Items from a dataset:
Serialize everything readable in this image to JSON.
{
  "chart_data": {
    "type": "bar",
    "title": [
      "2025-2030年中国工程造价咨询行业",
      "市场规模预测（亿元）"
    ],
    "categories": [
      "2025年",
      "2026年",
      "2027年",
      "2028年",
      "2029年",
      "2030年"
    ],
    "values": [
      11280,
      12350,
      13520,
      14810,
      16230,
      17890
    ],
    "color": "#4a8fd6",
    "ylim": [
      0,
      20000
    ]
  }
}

What is required
Copy the entries above exactly, leaving none out.

Response to this exercise
Serialize everything readable in this image to JSON.
{
  "chart_data": {
    "type": "bar",
    "title": [
      "2025-2030年中国工程造价咨询行业",
      "市场规模预测（亿元）"
    ],
    "categories": [
      "2025年",
      "2026年",
      "2027年",
      "2028年",
      "2029年",
      "2030年"
    ],
    "values": [
      11280,
      12350,
      13520,
      14810,
      16230,
      17890
    ],
    "color": "#4a8fd6",
    "ylim": [
      0,
      20000
    ]
  }
}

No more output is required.